- **Description of the task**
Which lines below hold the word "OneDrive"? Copy all of them.

[Collected data entries]
········
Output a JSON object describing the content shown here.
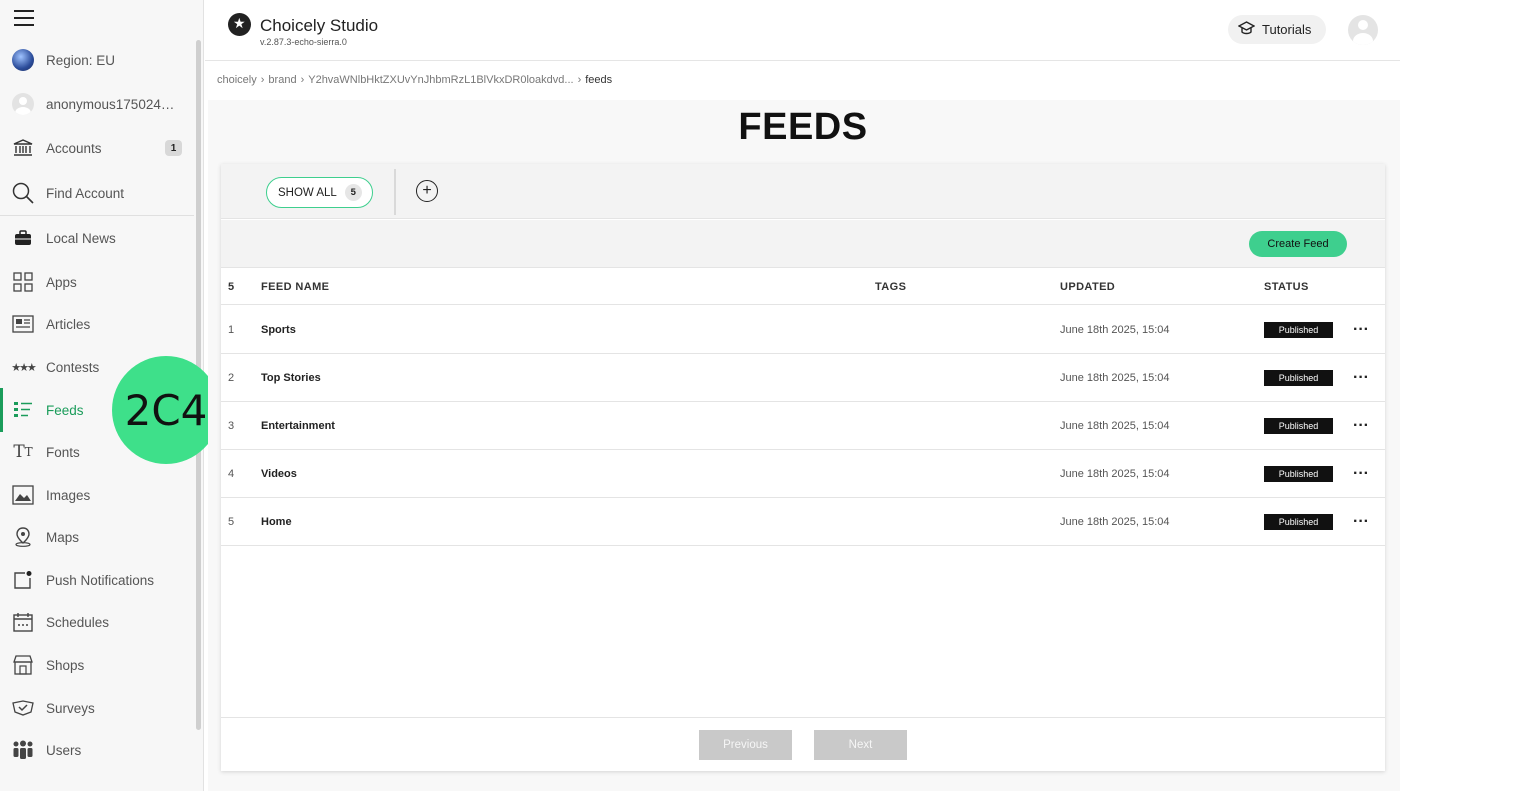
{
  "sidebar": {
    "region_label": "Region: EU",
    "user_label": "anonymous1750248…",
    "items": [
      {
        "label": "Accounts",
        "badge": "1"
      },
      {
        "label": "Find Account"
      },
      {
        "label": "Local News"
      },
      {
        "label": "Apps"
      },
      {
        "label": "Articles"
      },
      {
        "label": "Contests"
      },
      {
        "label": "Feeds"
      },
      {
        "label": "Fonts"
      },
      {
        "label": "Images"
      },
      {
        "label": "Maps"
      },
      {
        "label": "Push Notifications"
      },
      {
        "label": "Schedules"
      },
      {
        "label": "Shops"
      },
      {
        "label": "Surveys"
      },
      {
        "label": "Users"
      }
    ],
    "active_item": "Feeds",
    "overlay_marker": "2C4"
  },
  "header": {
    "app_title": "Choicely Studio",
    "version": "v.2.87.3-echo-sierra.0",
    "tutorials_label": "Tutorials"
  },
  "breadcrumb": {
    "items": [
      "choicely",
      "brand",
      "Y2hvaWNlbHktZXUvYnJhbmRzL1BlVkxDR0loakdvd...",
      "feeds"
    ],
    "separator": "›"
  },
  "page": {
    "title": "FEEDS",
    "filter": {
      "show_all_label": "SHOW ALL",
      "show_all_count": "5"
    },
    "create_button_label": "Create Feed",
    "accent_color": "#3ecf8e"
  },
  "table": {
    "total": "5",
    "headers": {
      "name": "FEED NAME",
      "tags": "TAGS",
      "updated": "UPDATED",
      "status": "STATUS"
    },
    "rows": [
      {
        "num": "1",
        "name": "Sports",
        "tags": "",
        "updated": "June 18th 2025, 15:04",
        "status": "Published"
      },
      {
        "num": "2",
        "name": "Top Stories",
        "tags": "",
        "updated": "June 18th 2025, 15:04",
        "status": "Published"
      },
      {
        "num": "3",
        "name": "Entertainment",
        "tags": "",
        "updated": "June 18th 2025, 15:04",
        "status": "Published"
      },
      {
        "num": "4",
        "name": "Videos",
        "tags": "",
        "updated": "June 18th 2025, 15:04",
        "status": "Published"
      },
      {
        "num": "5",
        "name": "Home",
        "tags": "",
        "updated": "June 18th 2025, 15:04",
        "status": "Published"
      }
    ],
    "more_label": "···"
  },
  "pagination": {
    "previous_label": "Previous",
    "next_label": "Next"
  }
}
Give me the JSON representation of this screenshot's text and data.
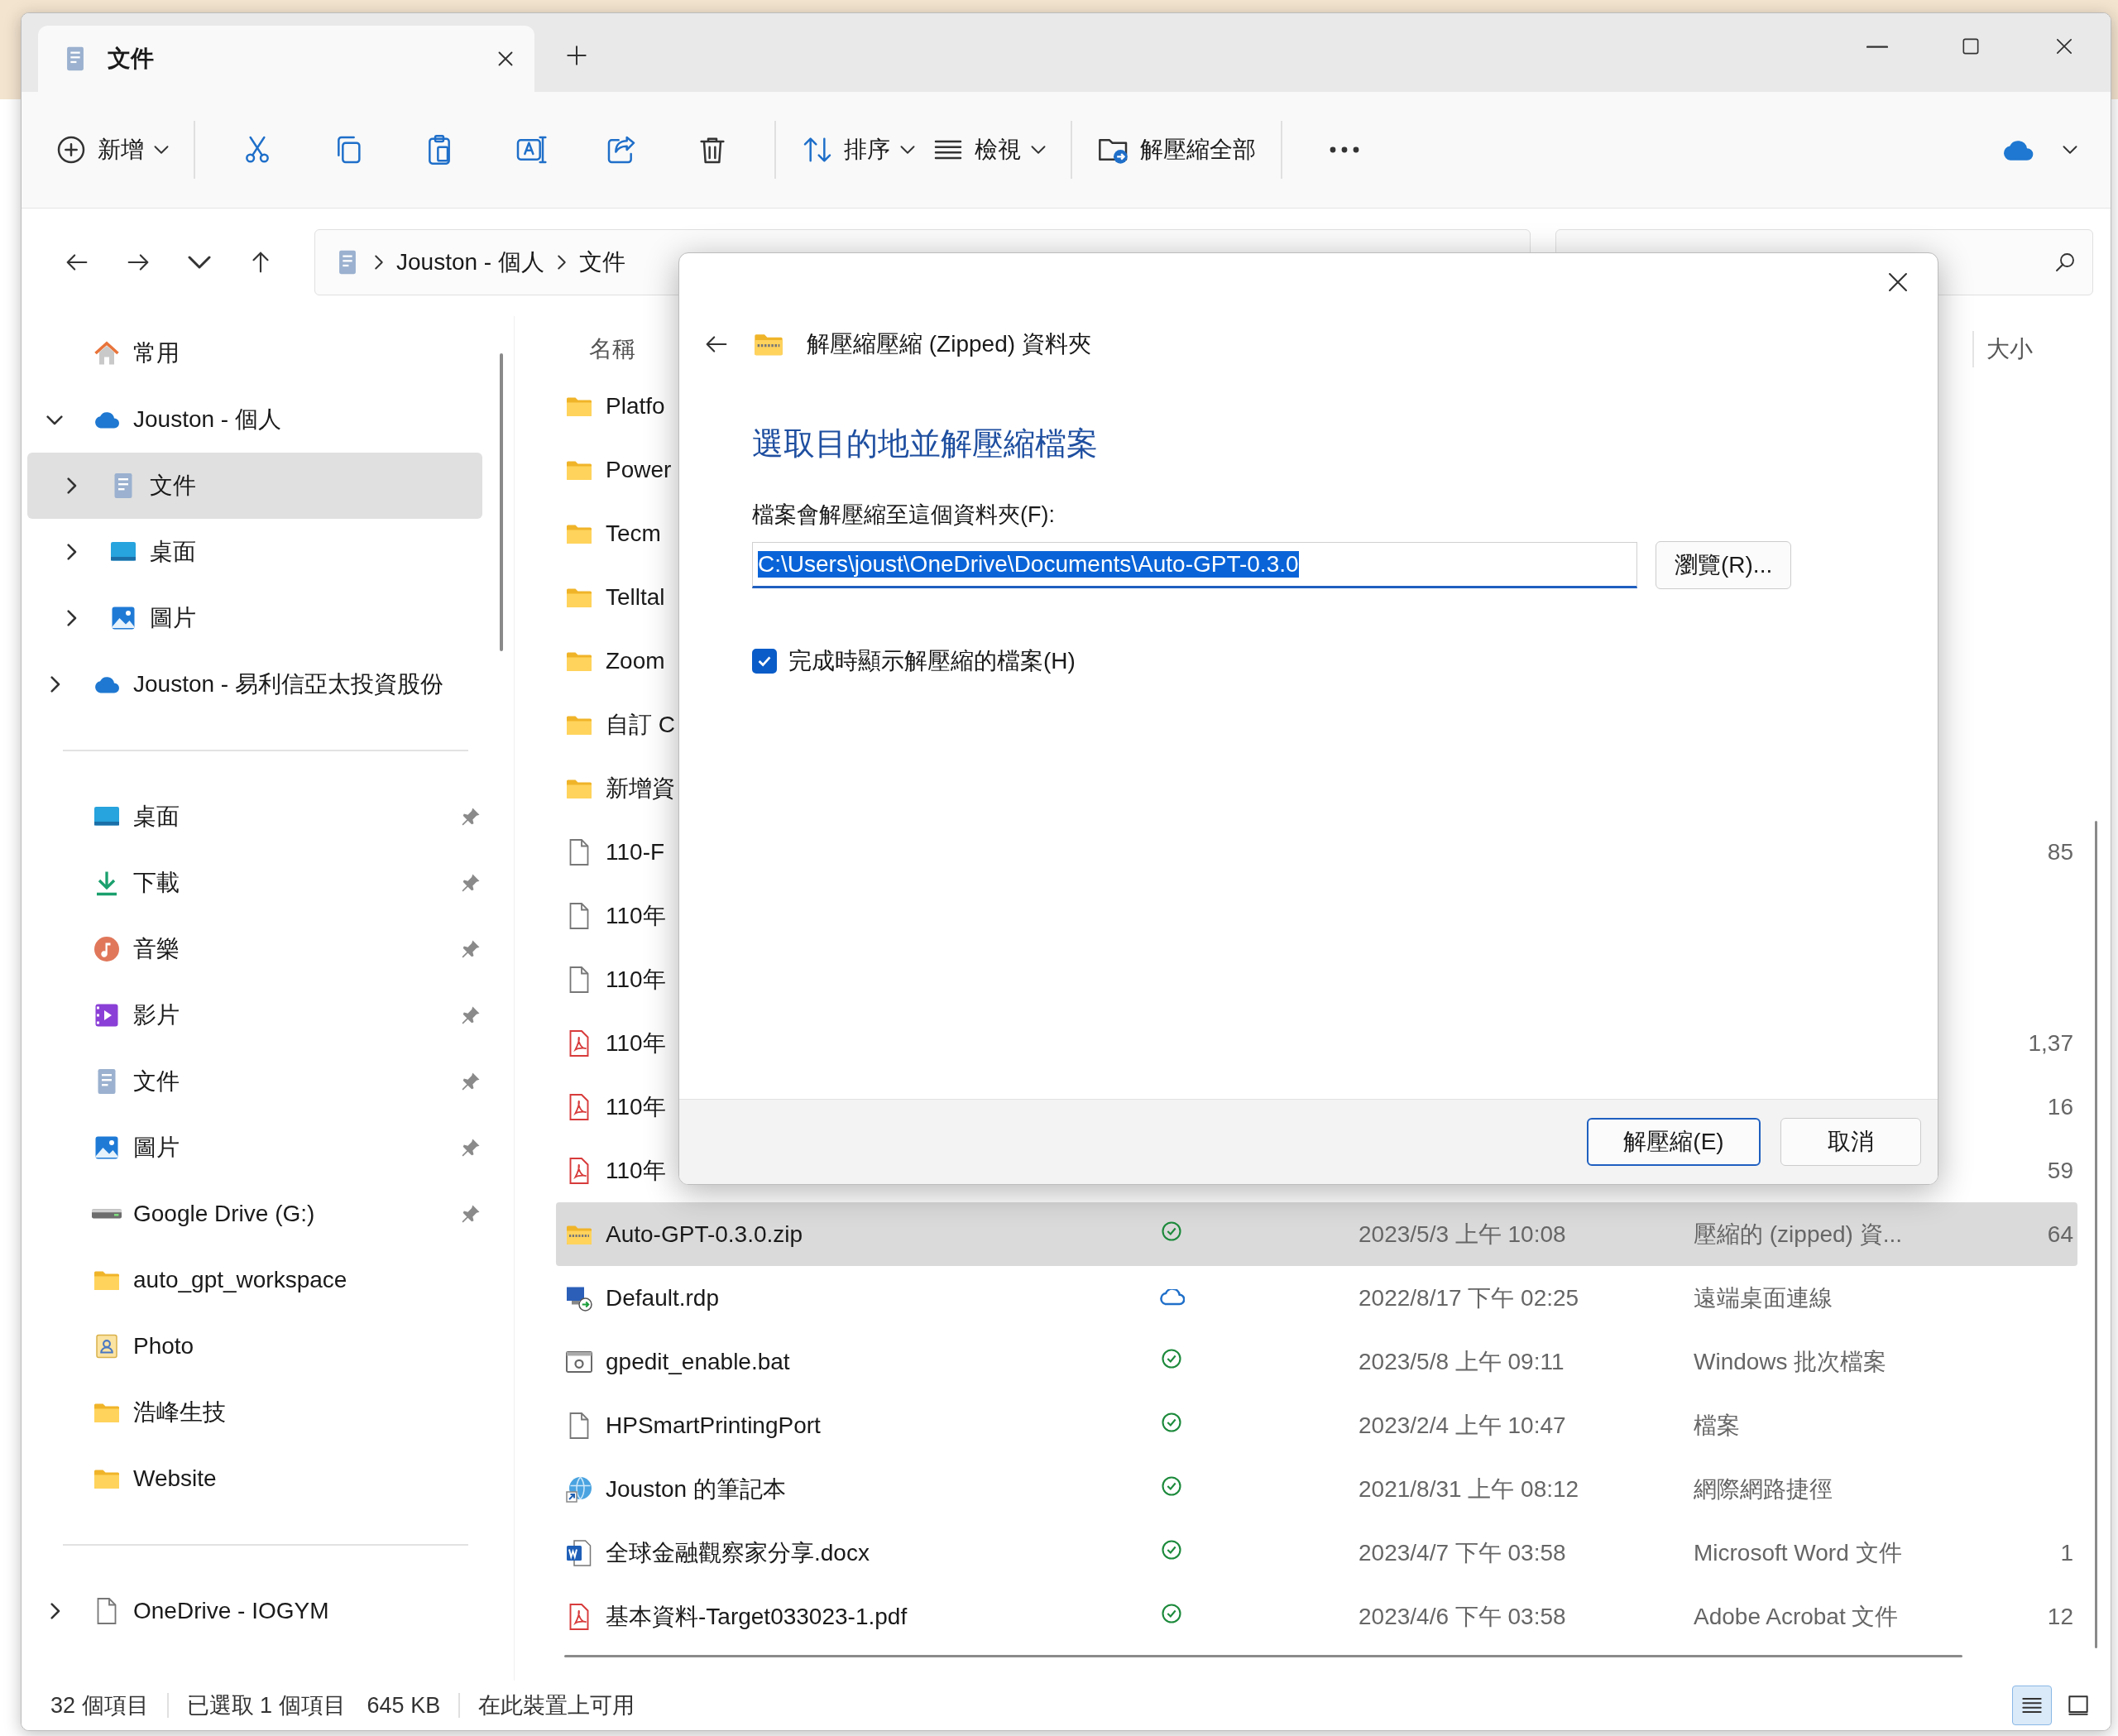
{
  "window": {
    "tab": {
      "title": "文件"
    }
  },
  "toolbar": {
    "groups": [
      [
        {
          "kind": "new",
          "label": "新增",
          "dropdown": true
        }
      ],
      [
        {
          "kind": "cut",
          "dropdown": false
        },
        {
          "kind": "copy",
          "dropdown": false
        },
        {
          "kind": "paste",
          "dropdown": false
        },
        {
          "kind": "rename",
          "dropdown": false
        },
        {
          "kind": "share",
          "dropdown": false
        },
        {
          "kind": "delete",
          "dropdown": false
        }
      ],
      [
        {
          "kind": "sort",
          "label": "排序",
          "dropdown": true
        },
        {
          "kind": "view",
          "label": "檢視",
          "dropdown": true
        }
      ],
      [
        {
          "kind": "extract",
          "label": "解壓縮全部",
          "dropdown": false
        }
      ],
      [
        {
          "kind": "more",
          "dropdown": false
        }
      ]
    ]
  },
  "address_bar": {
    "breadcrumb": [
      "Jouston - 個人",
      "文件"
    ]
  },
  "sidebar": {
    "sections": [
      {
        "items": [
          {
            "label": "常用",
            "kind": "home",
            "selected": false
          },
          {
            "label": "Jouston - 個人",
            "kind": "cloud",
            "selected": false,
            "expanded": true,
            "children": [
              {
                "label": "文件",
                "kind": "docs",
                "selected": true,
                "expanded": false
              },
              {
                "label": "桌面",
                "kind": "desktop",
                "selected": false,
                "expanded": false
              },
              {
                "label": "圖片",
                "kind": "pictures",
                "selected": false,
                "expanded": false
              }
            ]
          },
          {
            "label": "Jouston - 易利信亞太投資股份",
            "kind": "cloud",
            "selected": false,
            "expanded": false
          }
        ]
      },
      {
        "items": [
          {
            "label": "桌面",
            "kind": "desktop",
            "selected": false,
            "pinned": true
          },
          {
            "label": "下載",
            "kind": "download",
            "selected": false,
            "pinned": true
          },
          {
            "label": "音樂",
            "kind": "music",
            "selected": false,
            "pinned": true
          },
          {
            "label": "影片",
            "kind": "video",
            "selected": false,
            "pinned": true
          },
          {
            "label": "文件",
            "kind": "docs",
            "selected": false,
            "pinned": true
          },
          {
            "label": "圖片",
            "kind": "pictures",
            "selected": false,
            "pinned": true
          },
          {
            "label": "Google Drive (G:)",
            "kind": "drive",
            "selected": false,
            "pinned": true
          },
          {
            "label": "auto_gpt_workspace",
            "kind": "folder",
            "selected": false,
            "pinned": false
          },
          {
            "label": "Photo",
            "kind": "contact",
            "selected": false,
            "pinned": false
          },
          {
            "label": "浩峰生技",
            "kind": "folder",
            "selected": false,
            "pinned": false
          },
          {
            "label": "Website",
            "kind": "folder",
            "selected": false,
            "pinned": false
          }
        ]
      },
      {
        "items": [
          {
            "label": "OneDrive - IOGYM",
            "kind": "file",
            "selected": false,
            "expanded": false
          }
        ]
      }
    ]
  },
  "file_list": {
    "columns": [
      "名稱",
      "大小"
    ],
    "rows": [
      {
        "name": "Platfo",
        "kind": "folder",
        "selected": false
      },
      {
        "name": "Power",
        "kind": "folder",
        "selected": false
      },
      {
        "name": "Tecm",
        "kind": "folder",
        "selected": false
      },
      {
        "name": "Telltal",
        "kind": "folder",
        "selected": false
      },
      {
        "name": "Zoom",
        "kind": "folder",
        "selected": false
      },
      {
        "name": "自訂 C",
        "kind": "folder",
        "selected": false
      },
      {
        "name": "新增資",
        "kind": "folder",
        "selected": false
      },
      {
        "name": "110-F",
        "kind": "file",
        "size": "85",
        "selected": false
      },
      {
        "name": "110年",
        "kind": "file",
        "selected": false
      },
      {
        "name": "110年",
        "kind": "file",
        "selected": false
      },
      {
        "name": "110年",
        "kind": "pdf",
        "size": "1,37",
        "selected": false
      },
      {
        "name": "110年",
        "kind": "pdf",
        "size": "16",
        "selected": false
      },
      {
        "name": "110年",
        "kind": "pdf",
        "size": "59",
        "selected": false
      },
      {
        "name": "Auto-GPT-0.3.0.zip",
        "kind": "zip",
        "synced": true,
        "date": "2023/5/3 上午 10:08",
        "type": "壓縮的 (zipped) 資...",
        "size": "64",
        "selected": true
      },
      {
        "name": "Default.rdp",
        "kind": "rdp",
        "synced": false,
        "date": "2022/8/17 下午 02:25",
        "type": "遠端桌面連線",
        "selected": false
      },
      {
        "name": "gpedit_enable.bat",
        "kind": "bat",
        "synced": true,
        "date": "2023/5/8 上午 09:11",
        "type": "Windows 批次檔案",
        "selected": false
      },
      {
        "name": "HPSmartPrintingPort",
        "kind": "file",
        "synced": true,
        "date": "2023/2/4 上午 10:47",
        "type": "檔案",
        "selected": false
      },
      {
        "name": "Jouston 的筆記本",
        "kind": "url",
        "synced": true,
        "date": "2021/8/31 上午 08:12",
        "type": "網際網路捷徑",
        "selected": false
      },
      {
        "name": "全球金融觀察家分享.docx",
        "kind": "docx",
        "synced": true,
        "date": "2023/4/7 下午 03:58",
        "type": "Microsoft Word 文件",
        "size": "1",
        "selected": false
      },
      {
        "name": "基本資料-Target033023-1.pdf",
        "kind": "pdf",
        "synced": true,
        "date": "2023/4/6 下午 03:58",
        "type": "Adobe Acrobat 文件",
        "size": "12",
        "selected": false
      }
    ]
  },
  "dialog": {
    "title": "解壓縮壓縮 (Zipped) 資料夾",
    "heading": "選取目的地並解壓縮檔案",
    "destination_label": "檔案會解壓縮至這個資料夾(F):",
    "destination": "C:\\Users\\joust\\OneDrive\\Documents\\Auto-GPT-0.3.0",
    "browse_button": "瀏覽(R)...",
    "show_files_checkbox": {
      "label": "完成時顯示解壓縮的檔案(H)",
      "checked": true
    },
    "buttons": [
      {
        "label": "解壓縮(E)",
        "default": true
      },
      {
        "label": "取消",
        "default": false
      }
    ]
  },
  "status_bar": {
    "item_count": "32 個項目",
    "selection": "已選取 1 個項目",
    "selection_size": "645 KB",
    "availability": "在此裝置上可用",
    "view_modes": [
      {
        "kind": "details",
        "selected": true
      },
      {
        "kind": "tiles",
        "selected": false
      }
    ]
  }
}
········
- **Written reply**
            "label": "OneDrive - IOGYM",
    "destination": "C:\\Users\\joust\\OneDrive\\Documents\\Auto-GPT-0.3.0",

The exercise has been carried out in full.